▸ WHAT THE EXERCISE ASKS
Transcribe the records below exactly, leaving out any pictures.

▸ GIVEN DATA
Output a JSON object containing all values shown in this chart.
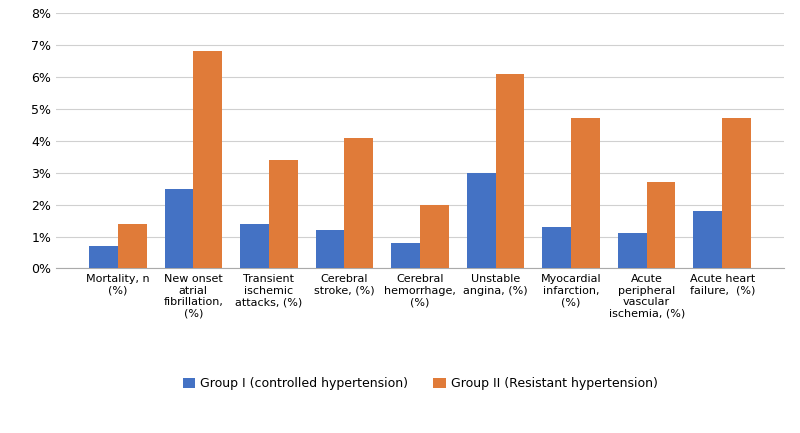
{
  "categories": [
    "Mortality, n\n(%)",
    "New onset\natrial\nfibrillation,\n(%)",
    "Transient\nischemic\nattacks, (%)",
    "Cerebral\nstroke, (%)",
    "Cerebral\nhemorrhage,\n(%)",
    "Unstable\nangina, (%)",
    "Myocardial\ninfarction,\n(%)",
    "Acute\nperipheral\nvascular\nischemia, (%)",
    "Acute heart\nfailure,  (%)"
  ],
  "group1_values": [
    0.007,
    0.025,
    0.014,
    0.012,
    0.008,
    0.03,
    0.013,
    0.011,
    0.018
  ],
  "group2_values": [
    0.014,
    0.068,
    0.034,
    0.041,
    0.02,
    0.061,
    0.047,
    0.027,
    0.047
  ],
  "group1_color": "#4472c4",
  "group2_color": "#e07b39",
  "group1_label": "Group I (controlled hypertension)",
  "group2_label": "Group II (Resistant hypertension)",
  "ylim": [
    0,
    0.08
  ],
  "yticks": [
    0.0,
    0.01,
    0.02,
    0.03,
    0.04,
    0.05,
    0.06,
    0.07,
    0.08
  ],
  "ytick_labels": [
    "0%",
    "1%",
    "2%",
    "3%",
    "4%",
    "5%",
    "6%",
    "7%",
    "8%"
  ],
  "background_color": "#ffffff",
  "grid_color": "#d0d0d0",
  "bar_width": 0.38,
  "tick_fontsize": 8.0,
  "ytick_fontsize": 9.0,
  "legend_fontsize": 9.0
}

▸ FINISHED TASK
Output a JSON object containing all values shown in this chart.
{
  "categories": [
    "Mortality, n\n(%)",
    "New onset\natrial\nfibrillation,\n(%)",
    "Transient\nischemic\nattacks, (%)",
    "Cerebral\nstroke, (%)",
    "Cerebral\nhemorrhage,\n(%)",
    "Unstable\nangina, (%)",
    "Myocardial\ninfarction,\n(%)",
    "Acute\nperipheral\nvascular\nischemia, (%)",
    "Acute heart\nfailure,  (%)"
  ],
  "group1_values": [
    0.007,
    0.025,
    0.014,
    0.012,
    0.008,
    0.03,
    0.013,
    0.011,
    0.018
  ],
  "group2_values": [
    0.014,
    0.068,
    0.034,
    0.041,
    0.02,
    0.061,
    0.047,
    0.027,
    0.047
  ],
  "group1_color": "#4472c4",
  "group2_color": "#e07b39",
  "group1_label": "Group I (controlled hypertension)",
  "group2_label": "Group II (Resistant hypertension)",
  "ylim": [
    0,
    0.08
  ],
  "yticks": [
    0.0,
    0.01,
    0.02,
    0.03,
    0.04,
    0.05,
    0.06,
    0.07,
    0.08
  ],
  "ytick_labels": [
    "0%",
    "1%",
    "2%",
    "3%",
    "4%",
    "5%",
    "6%",
    "7%",
    "8%"
  ],
  "background_color": "#ffffff",
  "grid_color": "#d0d0d0",
  "bar_width": 0.38,
  "tick_fontsize": 8.0,
  "ytick_fontsize": 9.0,
  "legend_fontsize": 9.0
}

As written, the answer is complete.